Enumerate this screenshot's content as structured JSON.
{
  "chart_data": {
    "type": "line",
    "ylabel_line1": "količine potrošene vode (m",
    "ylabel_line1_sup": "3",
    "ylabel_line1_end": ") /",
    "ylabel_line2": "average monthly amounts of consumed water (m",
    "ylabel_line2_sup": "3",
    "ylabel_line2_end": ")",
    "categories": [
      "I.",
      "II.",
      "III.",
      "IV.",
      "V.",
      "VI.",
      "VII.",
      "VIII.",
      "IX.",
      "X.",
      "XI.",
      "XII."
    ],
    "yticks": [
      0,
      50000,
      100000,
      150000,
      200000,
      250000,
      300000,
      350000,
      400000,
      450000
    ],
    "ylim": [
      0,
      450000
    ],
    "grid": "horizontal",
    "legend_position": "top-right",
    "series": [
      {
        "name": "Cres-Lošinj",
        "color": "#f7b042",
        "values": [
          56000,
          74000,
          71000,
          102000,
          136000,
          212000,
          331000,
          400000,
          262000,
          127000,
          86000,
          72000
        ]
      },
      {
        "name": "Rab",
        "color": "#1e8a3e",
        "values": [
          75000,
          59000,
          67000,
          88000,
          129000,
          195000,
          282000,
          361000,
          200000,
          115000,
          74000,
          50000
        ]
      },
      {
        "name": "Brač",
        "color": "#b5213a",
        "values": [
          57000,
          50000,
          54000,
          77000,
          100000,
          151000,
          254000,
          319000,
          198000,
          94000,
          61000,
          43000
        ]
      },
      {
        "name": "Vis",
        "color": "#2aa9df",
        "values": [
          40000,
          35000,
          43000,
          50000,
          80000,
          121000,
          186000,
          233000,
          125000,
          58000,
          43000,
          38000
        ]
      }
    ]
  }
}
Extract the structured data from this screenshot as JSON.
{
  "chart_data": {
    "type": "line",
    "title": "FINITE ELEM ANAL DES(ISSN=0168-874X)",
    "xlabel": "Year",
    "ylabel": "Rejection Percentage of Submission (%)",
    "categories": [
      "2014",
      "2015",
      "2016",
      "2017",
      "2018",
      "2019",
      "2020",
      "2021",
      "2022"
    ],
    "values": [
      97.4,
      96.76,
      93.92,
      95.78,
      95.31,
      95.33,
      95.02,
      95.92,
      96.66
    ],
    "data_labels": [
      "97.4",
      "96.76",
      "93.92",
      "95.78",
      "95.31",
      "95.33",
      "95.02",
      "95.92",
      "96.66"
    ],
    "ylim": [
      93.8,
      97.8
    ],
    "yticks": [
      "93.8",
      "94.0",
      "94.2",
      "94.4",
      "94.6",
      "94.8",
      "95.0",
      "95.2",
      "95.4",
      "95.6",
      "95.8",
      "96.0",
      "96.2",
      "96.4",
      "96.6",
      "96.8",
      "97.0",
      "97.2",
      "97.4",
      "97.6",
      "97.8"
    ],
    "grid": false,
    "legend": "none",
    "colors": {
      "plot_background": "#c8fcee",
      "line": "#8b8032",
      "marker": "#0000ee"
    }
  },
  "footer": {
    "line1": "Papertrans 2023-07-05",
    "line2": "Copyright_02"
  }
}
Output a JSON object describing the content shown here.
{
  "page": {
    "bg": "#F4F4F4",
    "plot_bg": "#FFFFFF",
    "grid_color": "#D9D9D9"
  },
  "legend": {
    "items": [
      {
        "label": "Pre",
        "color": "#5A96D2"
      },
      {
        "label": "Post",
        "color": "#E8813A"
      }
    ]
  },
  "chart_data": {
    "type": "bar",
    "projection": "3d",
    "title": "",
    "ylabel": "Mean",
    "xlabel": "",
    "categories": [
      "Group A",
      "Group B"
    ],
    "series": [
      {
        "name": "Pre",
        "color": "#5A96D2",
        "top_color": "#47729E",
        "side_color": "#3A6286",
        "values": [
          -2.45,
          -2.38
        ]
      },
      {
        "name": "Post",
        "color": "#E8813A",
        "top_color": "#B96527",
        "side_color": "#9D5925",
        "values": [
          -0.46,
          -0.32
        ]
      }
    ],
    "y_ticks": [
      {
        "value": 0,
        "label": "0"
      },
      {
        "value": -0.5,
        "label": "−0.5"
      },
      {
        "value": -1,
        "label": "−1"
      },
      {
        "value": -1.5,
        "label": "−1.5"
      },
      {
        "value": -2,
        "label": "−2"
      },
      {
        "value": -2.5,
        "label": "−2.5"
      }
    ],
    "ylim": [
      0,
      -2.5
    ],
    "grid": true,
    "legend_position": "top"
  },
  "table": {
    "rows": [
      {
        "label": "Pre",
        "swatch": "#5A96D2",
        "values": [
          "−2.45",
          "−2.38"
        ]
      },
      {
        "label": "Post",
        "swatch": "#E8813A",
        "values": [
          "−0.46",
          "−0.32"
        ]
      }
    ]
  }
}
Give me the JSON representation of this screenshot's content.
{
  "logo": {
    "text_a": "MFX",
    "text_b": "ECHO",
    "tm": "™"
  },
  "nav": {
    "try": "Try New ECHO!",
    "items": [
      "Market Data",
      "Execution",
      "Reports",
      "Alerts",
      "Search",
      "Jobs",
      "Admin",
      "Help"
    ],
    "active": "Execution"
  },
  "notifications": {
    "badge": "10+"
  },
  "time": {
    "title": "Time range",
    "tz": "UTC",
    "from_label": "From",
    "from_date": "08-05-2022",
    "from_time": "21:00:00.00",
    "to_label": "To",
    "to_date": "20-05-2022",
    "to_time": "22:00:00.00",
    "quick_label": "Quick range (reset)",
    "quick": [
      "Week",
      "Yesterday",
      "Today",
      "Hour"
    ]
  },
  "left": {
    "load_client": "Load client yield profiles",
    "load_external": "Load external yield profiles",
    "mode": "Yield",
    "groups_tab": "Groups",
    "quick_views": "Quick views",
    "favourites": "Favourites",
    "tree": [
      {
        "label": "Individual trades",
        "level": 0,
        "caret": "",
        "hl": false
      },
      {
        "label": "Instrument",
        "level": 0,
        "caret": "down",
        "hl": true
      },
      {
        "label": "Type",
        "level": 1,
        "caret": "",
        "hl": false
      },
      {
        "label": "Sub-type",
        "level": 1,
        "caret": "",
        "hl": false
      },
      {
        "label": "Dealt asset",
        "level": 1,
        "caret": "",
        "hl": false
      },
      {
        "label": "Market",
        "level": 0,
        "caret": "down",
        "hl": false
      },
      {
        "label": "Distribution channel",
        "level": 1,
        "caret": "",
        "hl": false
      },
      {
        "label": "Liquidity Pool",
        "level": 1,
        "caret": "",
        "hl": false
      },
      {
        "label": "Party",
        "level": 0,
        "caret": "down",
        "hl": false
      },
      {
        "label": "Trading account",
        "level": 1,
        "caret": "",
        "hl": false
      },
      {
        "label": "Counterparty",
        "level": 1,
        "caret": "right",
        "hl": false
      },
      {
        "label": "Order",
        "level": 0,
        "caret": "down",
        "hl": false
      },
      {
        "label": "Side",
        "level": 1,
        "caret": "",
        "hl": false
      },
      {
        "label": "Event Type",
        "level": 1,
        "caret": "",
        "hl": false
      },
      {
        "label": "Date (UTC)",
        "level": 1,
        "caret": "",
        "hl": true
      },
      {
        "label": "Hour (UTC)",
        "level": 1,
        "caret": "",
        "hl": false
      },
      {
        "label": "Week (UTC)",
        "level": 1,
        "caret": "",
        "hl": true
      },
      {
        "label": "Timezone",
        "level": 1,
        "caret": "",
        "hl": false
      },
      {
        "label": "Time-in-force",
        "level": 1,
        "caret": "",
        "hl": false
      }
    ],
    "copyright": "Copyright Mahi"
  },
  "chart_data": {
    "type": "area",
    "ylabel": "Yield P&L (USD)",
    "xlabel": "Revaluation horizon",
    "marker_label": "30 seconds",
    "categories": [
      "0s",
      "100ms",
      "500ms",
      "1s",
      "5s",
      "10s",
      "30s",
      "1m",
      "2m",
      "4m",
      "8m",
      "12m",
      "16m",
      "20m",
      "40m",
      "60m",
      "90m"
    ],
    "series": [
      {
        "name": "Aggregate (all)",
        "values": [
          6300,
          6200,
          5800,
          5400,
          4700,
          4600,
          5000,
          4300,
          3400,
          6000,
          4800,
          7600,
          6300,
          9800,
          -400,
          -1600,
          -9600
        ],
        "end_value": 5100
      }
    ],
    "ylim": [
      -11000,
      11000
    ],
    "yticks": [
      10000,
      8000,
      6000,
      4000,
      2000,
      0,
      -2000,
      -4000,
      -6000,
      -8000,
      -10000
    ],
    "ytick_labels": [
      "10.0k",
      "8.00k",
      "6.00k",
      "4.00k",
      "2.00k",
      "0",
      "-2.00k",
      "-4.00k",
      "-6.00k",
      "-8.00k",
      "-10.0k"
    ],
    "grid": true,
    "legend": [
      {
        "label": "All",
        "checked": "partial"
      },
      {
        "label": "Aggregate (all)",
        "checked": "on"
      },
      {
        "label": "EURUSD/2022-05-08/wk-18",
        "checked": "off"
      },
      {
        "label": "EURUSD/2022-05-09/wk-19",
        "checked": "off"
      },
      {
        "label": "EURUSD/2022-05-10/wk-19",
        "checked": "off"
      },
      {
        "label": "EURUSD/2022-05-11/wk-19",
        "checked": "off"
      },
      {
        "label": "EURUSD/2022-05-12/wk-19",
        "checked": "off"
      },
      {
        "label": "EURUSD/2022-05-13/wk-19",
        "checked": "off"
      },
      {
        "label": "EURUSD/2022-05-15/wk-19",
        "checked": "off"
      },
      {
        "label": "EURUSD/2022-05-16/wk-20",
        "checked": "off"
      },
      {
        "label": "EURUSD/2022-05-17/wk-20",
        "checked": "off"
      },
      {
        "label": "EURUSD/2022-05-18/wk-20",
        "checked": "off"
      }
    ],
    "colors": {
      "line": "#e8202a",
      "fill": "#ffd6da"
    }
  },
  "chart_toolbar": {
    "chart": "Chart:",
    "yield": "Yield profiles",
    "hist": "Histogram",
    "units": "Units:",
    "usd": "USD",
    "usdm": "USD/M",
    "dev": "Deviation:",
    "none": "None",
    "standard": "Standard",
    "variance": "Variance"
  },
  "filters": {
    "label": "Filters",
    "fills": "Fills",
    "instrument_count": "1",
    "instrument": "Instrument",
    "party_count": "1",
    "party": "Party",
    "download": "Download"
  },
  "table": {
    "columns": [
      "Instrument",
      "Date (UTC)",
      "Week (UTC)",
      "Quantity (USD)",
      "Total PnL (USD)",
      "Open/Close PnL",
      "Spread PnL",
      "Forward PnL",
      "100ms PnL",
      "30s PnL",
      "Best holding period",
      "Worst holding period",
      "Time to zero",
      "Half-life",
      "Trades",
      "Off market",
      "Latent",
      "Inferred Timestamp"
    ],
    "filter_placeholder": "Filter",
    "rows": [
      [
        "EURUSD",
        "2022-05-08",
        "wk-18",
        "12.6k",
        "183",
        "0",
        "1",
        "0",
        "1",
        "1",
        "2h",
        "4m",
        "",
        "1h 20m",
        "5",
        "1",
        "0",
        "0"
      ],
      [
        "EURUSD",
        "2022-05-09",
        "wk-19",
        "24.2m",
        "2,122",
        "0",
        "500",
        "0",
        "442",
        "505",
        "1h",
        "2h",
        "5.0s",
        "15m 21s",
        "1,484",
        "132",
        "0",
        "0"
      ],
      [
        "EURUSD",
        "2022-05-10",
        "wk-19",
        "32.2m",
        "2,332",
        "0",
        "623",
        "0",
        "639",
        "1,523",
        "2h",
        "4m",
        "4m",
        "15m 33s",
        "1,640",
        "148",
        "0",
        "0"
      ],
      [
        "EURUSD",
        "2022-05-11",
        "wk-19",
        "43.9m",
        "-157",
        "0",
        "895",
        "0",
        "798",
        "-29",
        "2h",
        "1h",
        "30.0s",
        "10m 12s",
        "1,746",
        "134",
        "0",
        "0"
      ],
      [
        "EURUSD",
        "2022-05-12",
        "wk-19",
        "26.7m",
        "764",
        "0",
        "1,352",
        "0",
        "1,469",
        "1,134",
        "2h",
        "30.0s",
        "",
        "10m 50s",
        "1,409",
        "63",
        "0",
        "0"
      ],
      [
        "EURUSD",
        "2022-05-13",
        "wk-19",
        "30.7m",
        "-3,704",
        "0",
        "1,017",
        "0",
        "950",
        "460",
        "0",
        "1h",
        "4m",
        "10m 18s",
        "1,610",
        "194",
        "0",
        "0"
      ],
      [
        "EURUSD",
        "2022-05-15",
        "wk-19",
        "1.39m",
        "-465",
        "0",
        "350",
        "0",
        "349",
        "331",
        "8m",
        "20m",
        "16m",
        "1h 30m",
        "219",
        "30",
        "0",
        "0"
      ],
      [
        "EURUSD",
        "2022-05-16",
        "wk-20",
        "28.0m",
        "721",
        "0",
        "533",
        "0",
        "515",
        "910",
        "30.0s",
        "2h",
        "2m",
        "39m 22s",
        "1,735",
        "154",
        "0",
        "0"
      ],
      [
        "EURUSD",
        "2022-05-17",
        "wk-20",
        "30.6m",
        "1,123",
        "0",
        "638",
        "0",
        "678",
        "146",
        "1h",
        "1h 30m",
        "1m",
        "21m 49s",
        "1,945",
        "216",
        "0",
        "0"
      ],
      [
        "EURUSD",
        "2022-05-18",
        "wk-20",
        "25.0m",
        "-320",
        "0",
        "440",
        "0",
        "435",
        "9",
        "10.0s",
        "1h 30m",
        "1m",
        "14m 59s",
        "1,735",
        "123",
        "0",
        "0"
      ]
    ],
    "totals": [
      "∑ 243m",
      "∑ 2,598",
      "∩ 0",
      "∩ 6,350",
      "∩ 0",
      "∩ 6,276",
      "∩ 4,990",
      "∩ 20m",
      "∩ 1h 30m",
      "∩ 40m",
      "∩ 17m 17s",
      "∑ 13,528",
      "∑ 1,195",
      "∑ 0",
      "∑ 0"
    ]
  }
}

Problem statement — Provide the number of lines containing the string "JSON", with no other output.

Result of the task — 4